* [Set task]: Make an exact copy of the records, with the images left out.

* [The input]:
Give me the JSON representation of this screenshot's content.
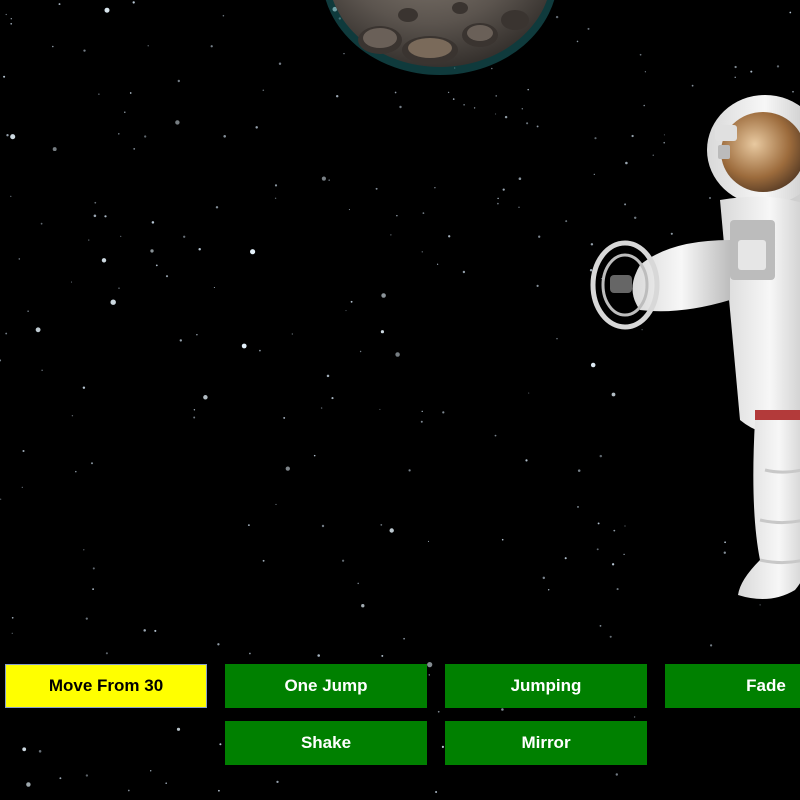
{
  "scene": {
    "background_color": "#000000",
    "moon_icon": "cratered-moon",
    "astronaut_icon": "floating-astronaut"
  },
  "controls": {
    "move_from_label": "Move From 30",
    "one_jump_label": "One Jump",
    "jumping_label": "Jumping",
    "fade_label": "Fade",
    "shake_label": "Shake",
    "mirror_label": "Mirror",
    "active_color": "#ffff00",
    "button_color": "#008000"
  }
}
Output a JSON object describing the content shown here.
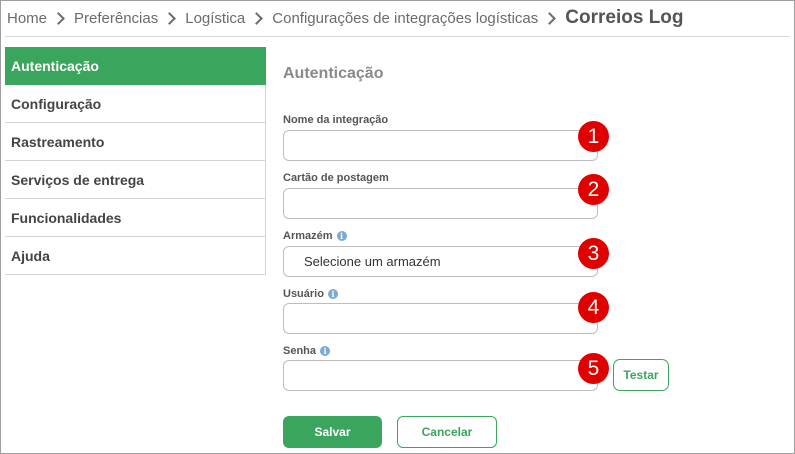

* [Completed task]:
Give me the JSON representation of this screenshot's content.
{
  "scene": {
    "background_color": "#000000",
    "moon_icon": "cratered-moon",
    "astronaut_icon": "floating-astronaut"
  },
  "controls": {
    "move_from_label": "Move From 30",
    "one_jump_label": "One Jump",
    "jumping_label": "Jumping",
    "fade_label": "Fade",
    "shake_label": "Shake",
    "mirror_label": "Mirror",
    "active_color": "#ffff00",
    "button_color": "#008000"
  }
}
Output a JSON object describing the content shown here.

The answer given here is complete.